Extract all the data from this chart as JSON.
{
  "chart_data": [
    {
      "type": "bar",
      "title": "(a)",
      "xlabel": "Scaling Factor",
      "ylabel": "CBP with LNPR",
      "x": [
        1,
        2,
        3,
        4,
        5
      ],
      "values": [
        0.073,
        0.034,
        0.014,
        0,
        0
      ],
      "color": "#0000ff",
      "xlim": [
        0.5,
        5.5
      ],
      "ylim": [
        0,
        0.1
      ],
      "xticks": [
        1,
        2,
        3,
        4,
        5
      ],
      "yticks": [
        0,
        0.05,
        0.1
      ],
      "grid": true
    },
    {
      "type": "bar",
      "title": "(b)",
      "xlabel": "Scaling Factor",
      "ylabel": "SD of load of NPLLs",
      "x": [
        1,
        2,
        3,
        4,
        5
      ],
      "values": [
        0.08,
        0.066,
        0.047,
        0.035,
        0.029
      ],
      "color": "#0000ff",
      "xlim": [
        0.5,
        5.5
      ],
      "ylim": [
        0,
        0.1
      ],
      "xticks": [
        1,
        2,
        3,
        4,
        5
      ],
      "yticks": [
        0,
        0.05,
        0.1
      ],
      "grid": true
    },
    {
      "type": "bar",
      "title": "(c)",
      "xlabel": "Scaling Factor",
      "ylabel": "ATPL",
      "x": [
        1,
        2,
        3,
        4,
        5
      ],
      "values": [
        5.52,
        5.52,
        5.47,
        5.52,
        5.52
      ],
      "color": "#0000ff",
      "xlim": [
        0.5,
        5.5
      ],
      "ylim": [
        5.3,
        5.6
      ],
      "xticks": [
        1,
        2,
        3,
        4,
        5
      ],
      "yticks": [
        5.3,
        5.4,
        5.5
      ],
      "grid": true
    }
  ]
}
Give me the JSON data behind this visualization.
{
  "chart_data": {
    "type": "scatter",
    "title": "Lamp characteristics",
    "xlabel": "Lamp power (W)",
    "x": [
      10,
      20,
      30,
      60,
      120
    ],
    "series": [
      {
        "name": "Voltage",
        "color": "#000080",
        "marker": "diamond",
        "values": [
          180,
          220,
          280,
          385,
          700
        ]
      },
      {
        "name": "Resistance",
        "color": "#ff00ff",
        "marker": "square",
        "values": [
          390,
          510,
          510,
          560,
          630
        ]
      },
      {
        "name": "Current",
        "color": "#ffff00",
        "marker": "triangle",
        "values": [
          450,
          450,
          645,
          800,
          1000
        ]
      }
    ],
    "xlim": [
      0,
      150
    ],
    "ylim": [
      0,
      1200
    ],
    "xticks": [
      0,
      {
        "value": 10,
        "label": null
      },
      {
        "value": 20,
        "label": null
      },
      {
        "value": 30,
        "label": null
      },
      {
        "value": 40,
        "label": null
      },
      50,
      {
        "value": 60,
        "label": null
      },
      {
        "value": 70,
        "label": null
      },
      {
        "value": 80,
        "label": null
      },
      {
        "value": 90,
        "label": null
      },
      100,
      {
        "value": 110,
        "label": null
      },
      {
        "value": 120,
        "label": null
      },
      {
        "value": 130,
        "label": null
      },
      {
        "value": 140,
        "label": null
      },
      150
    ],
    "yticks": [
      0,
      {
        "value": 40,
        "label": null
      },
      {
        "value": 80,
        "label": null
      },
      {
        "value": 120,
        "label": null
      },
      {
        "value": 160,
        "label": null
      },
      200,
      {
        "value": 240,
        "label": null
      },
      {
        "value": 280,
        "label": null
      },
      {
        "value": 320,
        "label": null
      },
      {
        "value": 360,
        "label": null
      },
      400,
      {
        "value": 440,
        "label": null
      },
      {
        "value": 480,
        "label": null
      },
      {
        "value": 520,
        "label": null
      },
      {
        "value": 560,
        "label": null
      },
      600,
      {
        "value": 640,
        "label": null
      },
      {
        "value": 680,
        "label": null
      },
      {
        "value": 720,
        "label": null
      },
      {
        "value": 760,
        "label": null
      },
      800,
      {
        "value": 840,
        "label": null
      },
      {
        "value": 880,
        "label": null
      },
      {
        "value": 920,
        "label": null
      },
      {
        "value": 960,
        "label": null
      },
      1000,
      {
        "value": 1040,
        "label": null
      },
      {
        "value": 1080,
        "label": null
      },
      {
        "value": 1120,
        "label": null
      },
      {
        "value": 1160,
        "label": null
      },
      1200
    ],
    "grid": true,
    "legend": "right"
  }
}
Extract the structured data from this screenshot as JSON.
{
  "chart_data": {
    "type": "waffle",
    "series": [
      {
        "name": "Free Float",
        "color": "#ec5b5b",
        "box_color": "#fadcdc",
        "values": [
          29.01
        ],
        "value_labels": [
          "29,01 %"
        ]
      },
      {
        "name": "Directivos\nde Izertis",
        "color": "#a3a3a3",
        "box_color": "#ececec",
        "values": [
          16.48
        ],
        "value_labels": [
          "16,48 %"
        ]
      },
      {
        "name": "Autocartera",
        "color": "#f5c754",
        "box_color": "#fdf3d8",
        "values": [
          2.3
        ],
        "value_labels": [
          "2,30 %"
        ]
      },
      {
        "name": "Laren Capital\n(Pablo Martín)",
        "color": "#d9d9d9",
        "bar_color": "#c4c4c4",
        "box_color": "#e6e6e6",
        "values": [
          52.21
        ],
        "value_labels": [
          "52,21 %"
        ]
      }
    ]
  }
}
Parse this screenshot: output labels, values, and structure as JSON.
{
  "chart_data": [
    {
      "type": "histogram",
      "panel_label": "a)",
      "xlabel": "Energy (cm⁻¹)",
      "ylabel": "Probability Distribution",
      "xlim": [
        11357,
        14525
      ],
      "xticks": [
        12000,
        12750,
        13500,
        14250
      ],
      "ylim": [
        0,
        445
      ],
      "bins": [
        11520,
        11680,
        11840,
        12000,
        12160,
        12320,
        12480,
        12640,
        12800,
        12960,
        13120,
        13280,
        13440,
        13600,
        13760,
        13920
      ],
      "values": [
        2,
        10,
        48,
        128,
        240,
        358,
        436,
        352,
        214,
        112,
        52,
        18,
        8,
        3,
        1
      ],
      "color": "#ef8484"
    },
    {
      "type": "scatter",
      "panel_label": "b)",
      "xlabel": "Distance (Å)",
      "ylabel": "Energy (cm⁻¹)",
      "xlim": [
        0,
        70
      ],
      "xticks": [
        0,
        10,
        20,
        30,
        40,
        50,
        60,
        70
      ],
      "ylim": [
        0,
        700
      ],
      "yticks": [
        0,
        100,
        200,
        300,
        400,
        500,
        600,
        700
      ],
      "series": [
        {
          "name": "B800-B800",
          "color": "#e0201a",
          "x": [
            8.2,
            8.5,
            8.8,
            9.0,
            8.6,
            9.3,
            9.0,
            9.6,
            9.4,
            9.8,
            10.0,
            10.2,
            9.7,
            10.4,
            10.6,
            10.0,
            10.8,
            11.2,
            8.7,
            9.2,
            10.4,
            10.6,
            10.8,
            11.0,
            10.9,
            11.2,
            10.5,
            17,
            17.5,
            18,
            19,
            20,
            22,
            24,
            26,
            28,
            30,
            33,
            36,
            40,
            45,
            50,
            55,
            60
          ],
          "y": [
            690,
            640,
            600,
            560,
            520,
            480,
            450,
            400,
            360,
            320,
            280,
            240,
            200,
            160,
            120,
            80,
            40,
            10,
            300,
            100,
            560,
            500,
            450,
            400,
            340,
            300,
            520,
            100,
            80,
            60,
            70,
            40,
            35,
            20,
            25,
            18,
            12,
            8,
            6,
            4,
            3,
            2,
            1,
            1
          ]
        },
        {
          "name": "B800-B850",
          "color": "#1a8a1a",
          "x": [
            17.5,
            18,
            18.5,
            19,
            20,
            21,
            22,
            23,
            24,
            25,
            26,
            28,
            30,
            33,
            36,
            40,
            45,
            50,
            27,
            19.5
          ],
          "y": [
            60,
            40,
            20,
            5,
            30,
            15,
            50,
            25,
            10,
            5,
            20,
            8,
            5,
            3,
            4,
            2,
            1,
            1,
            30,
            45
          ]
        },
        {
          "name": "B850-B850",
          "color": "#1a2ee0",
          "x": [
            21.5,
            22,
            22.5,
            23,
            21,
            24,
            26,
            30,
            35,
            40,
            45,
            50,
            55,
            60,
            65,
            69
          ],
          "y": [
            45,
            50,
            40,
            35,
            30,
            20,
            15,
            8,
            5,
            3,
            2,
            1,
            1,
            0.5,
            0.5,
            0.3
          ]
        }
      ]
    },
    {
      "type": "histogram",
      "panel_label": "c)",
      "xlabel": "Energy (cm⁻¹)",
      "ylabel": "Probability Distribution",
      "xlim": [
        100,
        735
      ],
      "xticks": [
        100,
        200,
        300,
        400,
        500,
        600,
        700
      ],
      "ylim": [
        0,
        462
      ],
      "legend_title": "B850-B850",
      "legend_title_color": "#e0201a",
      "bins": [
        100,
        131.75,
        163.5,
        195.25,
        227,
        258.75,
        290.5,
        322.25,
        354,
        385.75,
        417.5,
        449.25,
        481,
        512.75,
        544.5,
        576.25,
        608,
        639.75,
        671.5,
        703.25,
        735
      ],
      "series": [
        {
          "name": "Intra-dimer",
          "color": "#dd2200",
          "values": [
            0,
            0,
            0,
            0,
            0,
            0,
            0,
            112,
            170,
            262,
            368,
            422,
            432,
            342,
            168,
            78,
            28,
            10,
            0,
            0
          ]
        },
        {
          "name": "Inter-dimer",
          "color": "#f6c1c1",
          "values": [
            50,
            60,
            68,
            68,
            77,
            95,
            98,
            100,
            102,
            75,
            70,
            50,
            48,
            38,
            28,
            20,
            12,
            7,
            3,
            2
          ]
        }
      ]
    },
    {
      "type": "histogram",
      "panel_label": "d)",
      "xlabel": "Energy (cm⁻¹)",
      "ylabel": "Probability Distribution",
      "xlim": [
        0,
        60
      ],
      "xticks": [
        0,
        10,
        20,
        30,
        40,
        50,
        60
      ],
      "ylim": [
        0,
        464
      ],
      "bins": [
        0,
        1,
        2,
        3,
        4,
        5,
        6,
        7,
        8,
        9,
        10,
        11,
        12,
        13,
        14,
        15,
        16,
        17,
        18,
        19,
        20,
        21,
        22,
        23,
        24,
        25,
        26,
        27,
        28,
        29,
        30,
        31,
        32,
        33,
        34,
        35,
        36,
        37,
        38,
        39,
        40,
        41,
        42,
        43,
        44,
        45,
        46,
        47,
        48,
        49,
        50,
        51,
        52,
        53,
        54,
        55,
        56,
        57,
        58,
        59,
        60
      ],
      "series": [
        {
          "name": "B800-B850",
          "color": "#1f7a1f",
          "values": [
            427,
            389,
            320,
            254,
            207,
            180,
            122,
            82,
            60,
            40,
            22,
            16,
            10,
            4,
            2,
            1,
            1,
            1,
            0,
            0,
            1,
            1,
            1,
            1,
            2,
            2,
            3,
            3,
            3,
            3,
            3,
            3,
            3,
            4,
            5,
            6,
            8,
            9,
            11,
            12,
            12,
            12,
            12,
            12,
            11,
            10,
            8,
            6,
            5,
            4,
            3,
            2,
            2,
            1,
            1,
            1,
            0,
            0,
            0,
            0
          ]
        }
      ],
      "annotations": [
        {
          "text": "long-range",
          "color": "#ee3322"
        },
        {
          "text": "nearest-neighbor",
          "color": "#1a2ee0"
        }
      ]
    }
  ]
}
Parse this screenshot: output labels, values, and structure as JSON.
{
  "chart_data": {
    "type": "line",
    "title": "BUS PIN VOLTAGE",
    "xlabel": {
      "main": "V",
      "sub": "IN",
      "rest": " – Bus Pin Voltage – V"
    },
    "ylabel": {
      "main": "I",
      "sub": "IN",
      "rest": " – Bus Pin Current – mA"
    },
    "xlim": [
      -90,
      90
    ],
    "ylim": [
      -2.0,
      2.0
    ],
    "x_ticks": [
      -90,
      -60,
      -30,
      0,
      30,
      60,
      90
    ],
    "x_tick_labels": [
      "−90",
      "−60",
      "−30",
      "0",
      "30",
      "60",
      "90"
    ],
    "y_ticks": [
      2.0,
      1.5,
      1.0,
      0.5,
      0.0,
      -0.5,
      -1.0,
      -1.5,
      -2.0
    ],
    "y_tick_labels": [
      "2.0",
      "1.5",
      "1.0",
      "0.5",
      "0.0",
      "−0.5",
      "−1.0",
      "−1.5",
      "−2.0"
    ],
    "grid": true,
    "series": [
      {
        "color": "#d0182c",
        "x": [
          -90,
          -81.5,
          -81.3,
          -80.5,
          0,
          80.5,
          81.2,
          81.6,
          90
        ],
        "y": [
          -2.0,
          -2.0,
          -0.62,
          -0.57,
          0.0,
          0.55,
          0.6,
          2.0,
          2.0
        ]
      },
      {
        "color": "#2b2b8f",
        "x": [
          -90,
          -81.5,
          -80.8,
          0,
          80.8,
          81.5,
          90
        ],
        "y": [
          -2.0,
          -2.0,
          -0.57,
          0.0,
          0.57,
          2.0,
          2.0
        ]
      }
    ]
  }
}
-.-.-
→ Set problem
Out of the material above, gather each line where "from" appears.

→ Task result
Extract all the data from this chart as JSON.
Extract the structured data from this screenshot as JSON.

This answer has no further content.